## Begin

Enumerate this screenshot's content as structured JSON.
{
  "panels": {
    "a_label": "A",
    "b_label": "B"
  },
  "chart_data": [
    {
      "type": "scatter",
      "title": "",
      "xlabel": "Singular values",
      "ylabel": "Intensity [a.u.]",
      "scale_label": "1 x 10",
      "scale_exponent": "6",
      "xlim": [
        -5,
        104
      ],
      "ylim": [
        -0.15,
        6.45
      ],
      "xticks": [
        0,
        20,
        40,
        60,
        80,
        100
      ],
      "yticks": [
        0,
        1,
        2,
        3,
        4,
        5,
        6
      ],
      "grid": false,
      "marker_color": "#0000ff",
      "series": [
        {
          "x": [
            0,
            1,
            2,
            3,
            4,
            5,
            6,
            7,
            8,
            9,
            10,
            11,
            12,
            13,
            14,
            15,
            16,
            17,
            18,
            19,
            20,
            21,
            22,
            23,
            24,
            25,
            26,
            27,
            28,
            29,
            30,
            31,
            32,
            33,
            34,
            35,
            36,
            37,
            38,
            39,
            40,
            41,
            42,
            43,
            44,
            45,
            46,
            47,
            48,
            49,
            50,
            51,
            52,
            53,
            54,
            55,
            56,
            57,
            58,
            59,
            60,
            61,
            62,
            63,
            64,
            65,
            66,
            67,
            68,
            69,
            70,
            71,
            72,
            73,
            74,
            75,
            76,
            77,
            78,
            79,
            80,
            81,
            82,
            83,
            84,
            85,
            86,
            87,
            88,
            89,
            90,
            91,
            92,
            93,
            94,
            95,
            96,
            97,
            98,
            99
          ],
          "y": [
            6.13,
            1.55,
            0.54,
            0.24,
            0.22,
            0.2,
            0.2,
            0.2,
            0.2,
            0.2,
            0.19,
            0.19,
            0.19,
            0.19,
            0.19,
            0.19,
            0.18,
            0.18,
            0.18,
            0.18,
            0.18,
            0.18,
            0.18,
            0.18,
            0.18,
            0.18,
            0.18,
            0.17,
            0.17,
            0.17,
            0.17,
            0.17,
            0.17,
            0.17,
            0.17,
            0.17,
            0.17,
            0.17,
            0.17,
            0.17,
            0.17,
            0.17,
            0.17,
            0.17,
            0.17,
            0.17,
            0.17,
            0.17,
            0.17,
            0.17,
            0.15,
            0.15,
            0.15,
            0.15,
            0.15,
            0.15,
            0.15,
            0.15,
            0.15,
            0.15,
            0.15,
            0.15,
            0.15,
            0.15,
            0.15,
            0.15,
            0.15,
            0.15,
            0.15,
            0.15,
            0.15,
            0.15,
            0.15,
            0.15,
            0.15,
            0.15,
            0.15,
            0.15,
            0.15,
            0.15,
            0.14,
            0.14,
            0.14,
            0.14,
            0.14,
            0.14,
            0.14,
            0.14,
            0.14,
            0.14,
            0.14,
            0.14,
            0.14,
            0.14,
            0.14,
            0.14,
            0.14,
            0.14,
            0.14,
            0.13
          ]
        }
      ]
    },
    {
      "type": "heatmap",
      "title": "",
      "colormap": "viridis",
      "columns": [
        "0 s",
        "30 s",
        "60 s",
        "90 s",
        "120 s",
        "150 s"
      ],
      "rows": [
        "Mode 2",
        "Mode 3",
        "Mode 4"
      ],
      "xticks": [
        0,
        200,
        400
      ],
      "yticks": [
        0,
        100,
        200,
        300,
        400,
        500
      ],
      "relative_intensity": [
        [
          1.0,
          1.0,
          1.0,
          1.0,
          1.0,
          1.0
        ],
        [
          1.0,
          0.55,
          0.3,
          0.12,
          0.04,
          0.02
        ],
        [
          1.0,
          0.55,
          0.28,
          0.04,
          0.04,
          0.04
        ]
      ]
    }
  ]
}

## End

• **WHAT YOU NEED TO DO**:
Output an exact copy of each record.

• **COMPLETE ANSWER**:
Enumerate this screenshot's content as structured JSON.
{
  "panels": {
    "a_label": "A",
    "b_label": "B"
  },
  "chart_data": [
    {
      "type": "scatter",
      "title": "",
      "xlabel": "Singular values",
      "ylabel": "Intensity [a.u.]",
      "scale_label": "1 x 10",
      "scale_exponent": "6",
      "xlim": [
        -5,
        104
      ],
      "ylim": [
        -0.15,
        6.45
      ],
      "xticks": [
        0,
        20,
        40,
        60,
        80,
        100
      ],
      "yticks": [
        0,
        1,
        2,
        3,
        4,
        5,
        6
      ],
      "grid": false,
      "marker_color": "#0000ff",
      "series": [
        {
          "x": [
            0,
            1,
            2,
            3,
            4,
            5,
            6,
            7,
            8,
            9,
            10,
            11,
            12,
            13,
            14,
            15,
            16,
            17,
            18,
            19,
            20,
            21,
            22,
            23,
            24,
            25,
            26,
            27,
            28,
            29,
            30,
            31,
            32,
            33,
            34,
            35,
            36,
            37,
            38,
            39,
            40,
            41,
            42,
            43,
            44,
            45,
            46,
            47,
            48,
            49,
            50,
            51,
            52,
            53,
            54,
            55,
            56,
            57,
            58,
            59,
            60,
            61,
            62,
            63,
            64,
            65,
            66,
            67,
            68,
            69,
            70,
            71,
            72,
            73,
            74,
            75,
            76,
            77,
            78,
            79,
            80,
            81,
            82,
            83,
            84,
            85,
            86,
            87,
            88,
            89,
            90,
            91,
            92,
            93,
            94,
            95,
            96,
            97,
            98,
            99
          ],
          "y": [
            6.13,
            1.55,
            0.54,
            0.24,
            0.22,
            0.2,
            0.2,
            0.2,
            0.2,
            0.2,
            0.19,
            0.19,
            0.19,
            0.19,
            0.19,
            0.19,
            0.18,
            0.18,
            0.18,
            0.18,
            0.18,
            0.18,
            0.18,
            0.18,
            0.18,
            0.18,
            0.18,
            0.17,
            0.17,
            0.17,
            0.17,
            0.17,
            0.17,
            0.17,
            0.17,
            0.17,
            0.17,
            0.17,
            0.17,
            0.17,
            0.17,
            0.17,
            0.17,
            0.17,
            0.17,
            0.17,
            0.17,
            0.17,
            0.17,
            0.17,
            0.15,
            0.15,
            0.15,
            0.15,
            0.15,
            0.15,
            0.15,
            0.15,
            0.15,
            0.15,
            0.15,
            0.15,
            0.15,
            0.15,
            0.15,
            0.15,
            0.15,
            0.15,
            0.15,
            0.15,
            0.15,
            0.15,
            0.15,
            0.15,
            0.15,
            0.15,
            0.15,
            0.15,
            0.15,
            0.15,
            0.14,
            0.14,
            0.14,
            0.14,
            0.14,
            0.14,
            0.14,
            0.14,
            0.14,
            0.14,
            0.14,
            0.14,
            0.14,
            0.14,
            0.14,
            0.14,
            0.14,
            0.14,
            0.14,
            0.13
          ]
        }
      ]
    },
    {
      "type": "heatmap",
      "title": "",
      "colormap": "viridis",
      "columns": [
        "0 s",
        "30 s",
        "60 s",
        "90 s",
        "120 s",
        "150 s"
      ],
      "rows": [
        "Mode 2",
        "Mode 3",
        "Mode 4"
      ],
      "xticks": [
        0,
        200,
        400
      ],
      "yticks": [
        0,
        100,
        200,
        300,
        400,
        500
      ],
      "relative_intensity": [
        [
          1.0,
          1.0,
          1.0,
          1.0,
          1.0,
          1.0
        ],
        [
          1.0,
          0.55,
          0.3,
          0.12,
          0.04,
          0.02
        ],
        [
          1.0,
          0.55,
          0.28,
          0.04,
          0.04,
          0.04
        ]
      ]
    }
  ]
}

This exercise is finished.